_WHAT IS REQUIRED_
Report how many lines below include the string "ylabel". Please keep the reply to that number.

++++ THE DATA

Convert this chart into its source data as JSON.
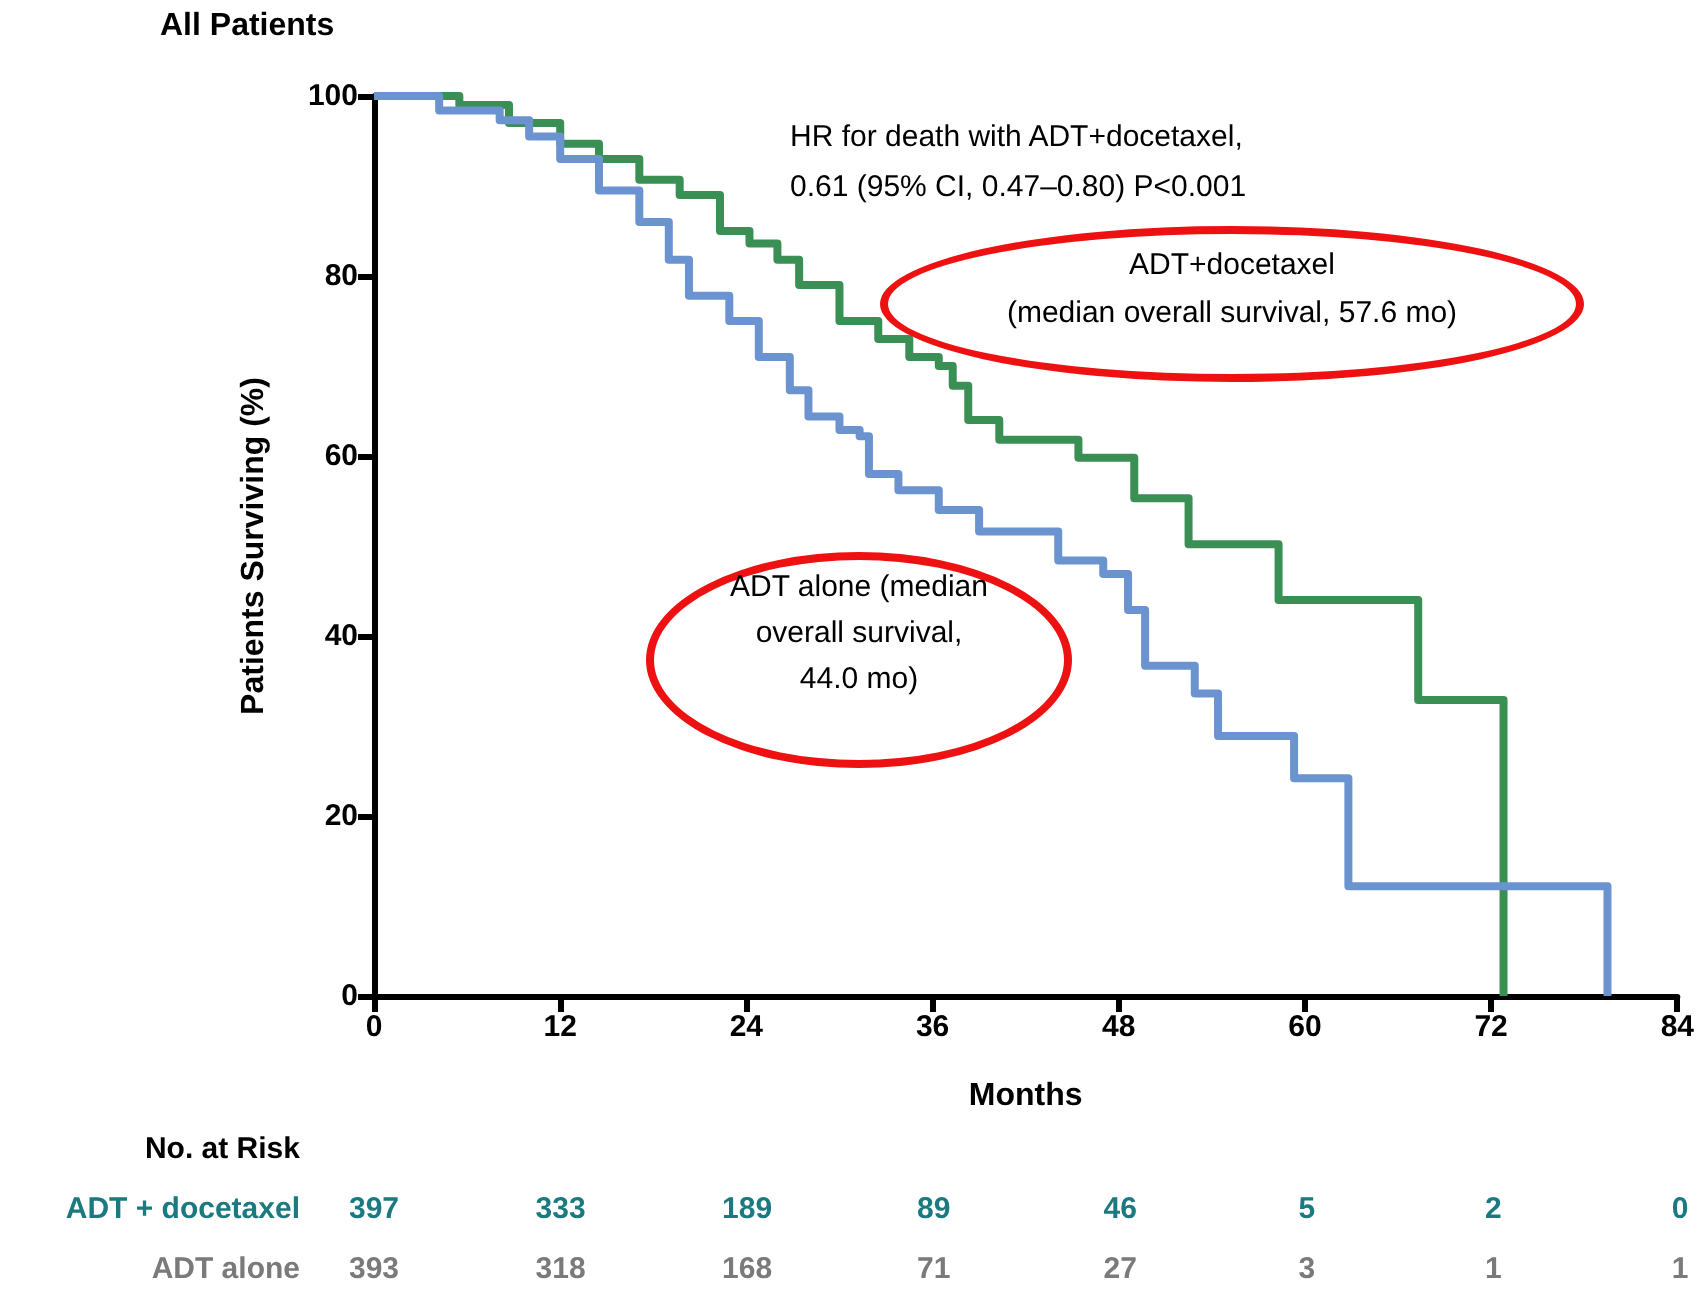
{
  "chart_data": {
    "type": "step",
    "title": "All Patients",
    "xlabel": "Months",
    "ylabel": "Patients Surviving (%)",
    "xlim": [
      0,
      84
    ],
    "xticks": [
      0,
      12,
      24,
      36,
      48,
      60,
      72,
      84
    ],
    "ylim": [
      0,
      100
    ],
    "yticks": [
      0,
      20,
      40,
      60,
      80,
      100
    ],
    "grid": false,
    "marker": "none",
    "line_style": "solid",
    "series": [
      {
        "color": "#3a8f55",
        "x": [
          0,
          5.5,
          8.7,
          12,
          14.5,
          17.1,
          19.7,
          22.3,
          24.2,
          26,
          27.4,
          30,
          32.5,
          34.5,
          36.4,
          37.3,
          38.3,
          40.3,
          45.4,
          46,
          49,
          51.8,
          52.5,
          57.8,
          58.3,
          67.3,
          72.8,
          72.8
        ],
        "values": [
          100,
          99,
          97,
          94.7,
          93,
          90.7,
          89,
          85,
          83.6,
          81.8,
          79,
          75,
          73,
          71,
          70,
          67.8,
          64,
          61.8,
          59.8,
          59.8,
          55.3,
          55.3,
          50.2,
          50.2,
          44,
          32.9,
          16.7,
          0
        ]
      },
      {
        "color": "#6a93cf",
        "x": [
          0,
          4.2,
          8.1,
          10,
          12,
          14.5,
          17.1,
          19,
          20.3,
          22.9,
          24.8,
          26.8,
          28,
          30,
          31.3,
          31.9,
          33.8,
          36.4,
          39,
          42.4,
          44.1,
          47,
          48.6,
          49.7,
          52.9,
          54.4,
          59.3,
          62.8,
          79.5
        ],
        "values": [
          100,
          98.4,
          97.3,
          95.5,
          93,
          89.5,
          86,
          81.8,
          77.8,
          75,
          71,
          67.3,
          64.4,
          62.9,
          62.2,
          58,
          56.2,
          54,
          51.6,
          51.6,
          48.4,
          46.9,
          42.9,
          36.7,
          33.6,
          28.9,
          24.2,
          12.2,
          0
        ]
      }
    ],
    "annotations": [
      "HR for death with ADT+docetaxel,\n0.61 (95% CI, 0.47–0.80) P<0.001",
      "ADT+docetaxel\n(median overall survival, 57.6 mo)",
      "ADT alone  (median\noverall survival,\n44.0 mo)",
      "No. at Risk",
      "ADT + docetaxel",
      "397",
      "333",
      "189",
      "89",
      "46",
      "5",
      "2",
      "0",
      "ADT alone",
      "393",
      "318",
      "168",
      "71",
      "27",
      "3",
      "1",
      "1"
    ]
  }
}
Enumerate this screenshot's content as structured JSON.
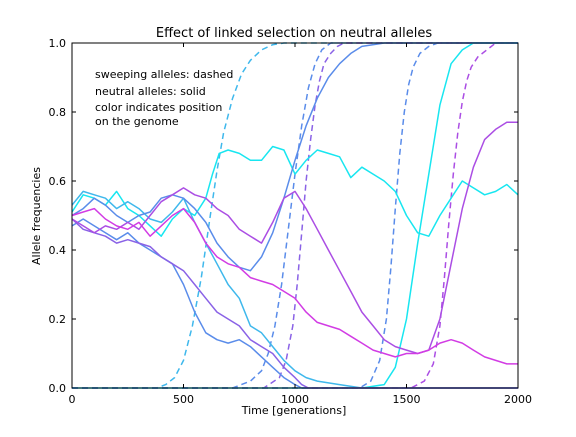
{
  "chart_data": {
    "type": "line",
    "title": "Effect of linked selection on neutral alleles",
    "xlabel": "Time [generations]",
    "ylabel": "Allele frequencies",
    "xlim": [
      0,
      2000
    ],
    "ylim": [
      0,
      1.0
    ],
    "xticks": [
      0,
      500,
      1000,
      1500,
      2000
    ],
    "yticks": [
      0.0,
      0.2,
      0.4,
      0.6,
      0.8,
      1.0
    ],
    "xtick_labels": [
      "0",
      "500",
      "1000",
      "1500",
      "2000"
    ],
    "ytick_labels": [
      "0.0",
      "0.2",
      "0.4",
      "0.6",
      "0.8",
      "1.0"
    ],
    "grid": false,
    "annotations": [
      "sweeping alleles: dashed",
      "neutral alleles: solid",
      "color indicates position",
      "on the genome"
    ],
    "colors": {
      "cyan": "#18e6f0",
      "light_blue": "#3fb8ec",
      "blue": "#5a8cea",
      "violet": "#8a62e6",
      "purple": "#ab4ee4",
      "magenta": "#d23ce4"
    },
    "series": [
      {
        "style": "dashed",
        "color": "#3fb8ec",
        "x": [
          0,
          380,
          420,
          460,
          500,
          540,
          580,
          620,
          650,
          680,
          720,
          760,
          800,
          850,
          900,
          950,
          1000,
          1200,
          1400,
          1600,
          1800,
          2000
        ],
        "y": [
          0,
          0,
          0.01,
          0.03,
          0.08,
          0.18,
          0.32,
          0.5,
          0.63,
          0.74,
          0.84,
          0.91,
          0.95,
          0.98,
          0.995,
          1,
          1,
          1,
          1,
          1,
          1,
          1
        ]
      },
      {
        "style": "dashed",
        "color": "#5a8cea",
        "x": [
          0,
          720,
          800,
          850,
          880,
          910,
          940,
          970,
          1000,
          1030,
          1060,
          1090,
          1120,
          1160,
          1200,
          1300,
          1400,
          1600,
          1800,
          2000
        ],
        "y": [
          0,
          0,
          0.02,
          0.05,
          0.1,
          0.18,
          0.3,
          0.46,
          0.62,
          0.76,
          0.87,
          0.94,
          0.98,
          1,
          1,
          1,
          1,
          1,
          1,
          1
        ]
      },
      {
        "style": "dashed",
        "color": "#8a62e6",
        "x": [
          0,
          860,
          930,
          960,
          990,
          1010,
          1030,
          1050,
          1070,
          1090,
          1110,
          1130,
          1160,
          1190,
          1220,
          1400,
          1600,
          1800,
          2000
        ],
        "y": [
          0,
          0,
          0.03,
          0.08,
          0.18,
          0.3,
          0.45,
          0.6,
          0.72,
          0.82,
          0.89,
          0.94,
          0.97,
          0.99,
          1,
          1,
          1,
          1,
          1
        ]
      },
      {
        "style": "dashed",
        "color": "#5a8cea",
        "x": [
          0,
          1290,
          1340,
          1380,
          1410,
          1430,
          1450,
          1470,
          1490,
          1510,
          1530,
          1560,
          1600,
          1640,
          1700,
          1800,
          2000
        ],
        "y": [
          0,
          0,
          0.02,
          0.08,
          0.2,
          0.35,
          0.52,
          0.68,
          0.8,
          0.88,
          0.93,
          0.97,
          0.99,
          1,
          1,
          1,
          1
        ]
      },
      {
        "style": "dashed",
        "color": "#ab4ee4",
        "x": [
          0,
          1520,
          1580,
          1620,
          1650,
          1670,
          1690,
          1710,
          1730,
          1750,
          1770,
          1790,
          1820,
          1860,
          1900,
          1950,
          2000
        ],
        "y": [
          0,
          0,
          0.02,
          0.07,
          0.18,
          0.32,
          0.48,
          0.62,
          0.74,
          0.83,
          0.89,
          0.93,
          0.96,
          0.98,
          1,
          1,
          1
        ]
      },
      {
        "style": "solid",
        "color": "#18e6f0",
        "x": [
          0,
          50,
          100,
          150,
          200,
          250,
          300,
          350,
          400,
          450,
          500,
          550,
          600,
          630,
          660,
          700,
          750,
          800,
          850,
          900,
          950,
          1000,
          1050,
          1100,
          1150,
          1200,
          1250,
          1300,
          1350,
          1400,
          1450,
          1500,
          1550,
          1600,
          1650,
          1700,
          1750,
          1800,
          1850,
          1900,
          1950,
          2000
        ],
        "y": [
          0.51,
          0.56,
          0.55,
          0.53,
          0.57,
          0.52,
          0.5,
          0.47,
          0.44,
          0.49,
          0.52,
          0.5,
          0.55,
          0.62,
          0.68,
          0.69,
          0.68,
          0.66,
          0.66,
          0.7,
          0.69,
          0.62,
          0.66,
          0.69,
          0.68,
          0.67,
          0.61,
          0.64,
          0.62,
          0.6,
          0.57,
          0.5,
          0.45,
          0.44,
          0.5,
          0.55,
          0.6,
          0.58,
          0.56,
          0.57,
          0.59,
          0.56
        ]
      },
      {
        "style": "solid",
        "color": "#18e6f0",
        "x": [
          0,
          100,
          200,
          300,
          400,
          500,
          600,
          700,
          800,
          900,
          1000,
          1100,
          1200,
          1300,
          1400,
          1450,
          1500,
          1550,
          1600,
          1650,
          1700,
          1750,
          1800,
          1850,
          1900,
          1950,
          1980,
          2000
        ],
        "y": [
          0,
          0,
          0,
          0,
          0,
          0,
          0,
          0,
          0,
          0,
          0,
          0,
          0,
          0,
          0.01,
          0.06,
          0.2,
          0.42,
          0.62,
          0.82,
          0.94,
          0.98,
          1,
          1,
          1,
          1,
          1,
          1
        ]
      },
      {
        "style": "solid",
        "color": "#3fb8ec",
        "x": [
          0,
          50,
          100,
          150,
          200,
          250,
          300,
          350,
          400,
          450,
          500,
          550,
          600,
          650,
          700,
          750,
          800,
          850,
          900,
          950,
          1000,
          1050,
          1100,
          1200,
          1300,
          1400,
          1500,
          1600,
          1700,
          1800,
          1900,
          2000
        ],
        "y": [
          0.53,
          0.57,
          0.56,
          0.55,
          0.52,
          0.54,
          0.52,
          0.49,
          0.48,
          0.51,
          0.55,
          0.48,
          0.42,
          0.36,
          0.3,
          0.26,
          0.18,
          0.16,
          0.12,
          0.08,
          0.05,
          0.03,
          0.02,
          0.01,
          0,
          0,
          0,
          0,
          0,
          0,
          0,
          0
        ]
      },
      {
        "style": "solid",
        "color": "#5a8cea",
        "x": [
          0,
          50,
          100,
          150,
          200,
          250,
          300,
          350,
          400,
          450,
          500,
          550,
          600,
          650,
          700,
          750,
          800,
          850,
          900,
          950,
          1000,
          1050,
          1100,
          1150,
          1200,
          1250,
          1300,
          1400,
          1500,
          1600,
          1800,
          2000
        ],
        "y": [
          0.5,
          0.52,
          0.55,
          0.53,
          0.5,
          0.48,
          0.5,
          0.51,
          0.55,
          0.56,
          0.55,
          0.52,
          0.48,
          0.42,
          0.38,
          0.35,
          0.34,
          0.38,
          0.45,
          0.55,
          0.66,
          0.76,
          0.84,
          0.9,
          0.94,
          0.97,
          0.99,
          1,
          1,
          1,
          1,
          1
        ]
      },
      {
        "style": "solid",
        "color": "#5a8cea",
        "x": [
          0,
          50,
          100,
          150,
          200,
          250,
          300,
          350,
          400,
          450,
          500,
          550,
          600,
          650,
          700,
          750,
          800,
          850,
          900,
          950,
          1000,
          1030,
          1060,
          1100,
          1200,
          1300,
          1400,
          1600,
          1800,
          2000
        ],
        "y": [
          0.47,
          0.49,
          0.47,
          0.45,
          0.43,
          0.45,
          0.42,
          0.4,
          0.38,
          0.36,
          0.3,
          0.22,
          0.16,
          0.14,
          0.13,
          0.14,
          0.12,
          0.09,
          0.06,
          0.03,
          0.01,
          0,
          0,
          0,
          0,
          0,
          0,
          0,
          0,
          0
        ]
      },
      {
        "style": "solid",
        "color": "#8a62e6",
        "x": [
          0,
          50,
          100,
          150,
          200,
          250,
          300,
          350,
          400,
          450,
          500,
          550,
          600,
          650,
          700,
          750,
          800,
          850,
          900,
          950,
          1000,
          1030,
          1060,
          1100,
          1200,
          1400,
          1600,
          1800,
          2000
        ],
        "y": [
          0.49,
          0.46,
          0.45,
          0.44,
          0.42,
          0.43,
          0.42,
          0.41,
          0.38,
          0.36,
          0.34,
          0.3,
          0.26,
          0.22,
          0.2,
          0.18,
          0.14,
          0.12,
          0.1,
          0.06,
          0.03,
          0.01,
          0,
          0,
          0,
          0,
          0,
          0,
          0
        ]
      },
      {
        "style": "solid",
        "color": "#ab4ee4",
        "x": [
          0,
          50,
          100,
          150,
          200,
          250,
          300,
          350,
          400,
          450,
          500,
          550,
          600,
          650,
          700,
          750,
          800,
          850,
          900,
          950,
          1000,
          1050,
          1100,
          1150,
          1200,
          1250,
          1300,
          1350,
          1400,
          1450,
          1500,
          1550,
          1600,
          1650,
          1700,
          1750,
          1800,
          1850,
          1900,
          1950,
          2000
        ],
        "y": [
          0.49,
          0.47,
          0.45,
          0.47,
          0.46,
          0.48,
          0.46,
          0.5,
          0.54,
          0.56,
          0.58,
          0.56,
          0.55,
          0.52,
          0.5,
          0.46,
          0.44,
          0.42,
          0.48,
          0.55,
          0.57,
          0.52,
          0.46,
          0.4,
          0.34,
          0.28,
          0.22,
          0.18,
          0.14,
          0.12,
          0.11,
          0.1,
          0.11,
          0.2,
          0.36,
          0.52,
          0.64,
          0.72,
          0.75,
          0.77,
          0.77
        ]
      },
      {
        "style": "solid",
        "color": "#d23ce4",
        "x": [
          0,
          50,
          100,
          150,
          200,
          250,
          300,
          350,
          400,
          450,
          500,
          550,
          600,
          650,
          700,
          750,
          800,
          850,
          900,
          950,
          1000,
          1050,
          1100,
          1150,
          1200,
          1250,
          1300,
          1350,
          1400,
          1450,
          1500,
          1550,
          1600,
          1650,
          1700,
          1750,
          1800,
          1850,
          1900,
          1950,
          2000
        ],
        "y": [
          0.5,
          0.51,
          0.52,
          0.49,
          0.47,
          0.46,
          0.48,
          0.44,
          0.47,
          0.5,
          0.52,
          0.48,
          0.42,
          0.38,
          0.36,
          0.35,
          0.32,
          0.31,
          0.3,
          0.28,
          0.26,
          0.22,
          0.19,
          0.18,
          0.17,
          0.15,
          0.13,
          0.11,
          0.1,
          0.09,
          0.1,
          0.1,
          0.11,
          0.13,
          0.14,
          0.13,
          0.11,
          0.09,
          0.08,
          0.07,
          0.07
        ]
      }
    ]
  }
}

++++++++

_EXPECTED ANSWER_
2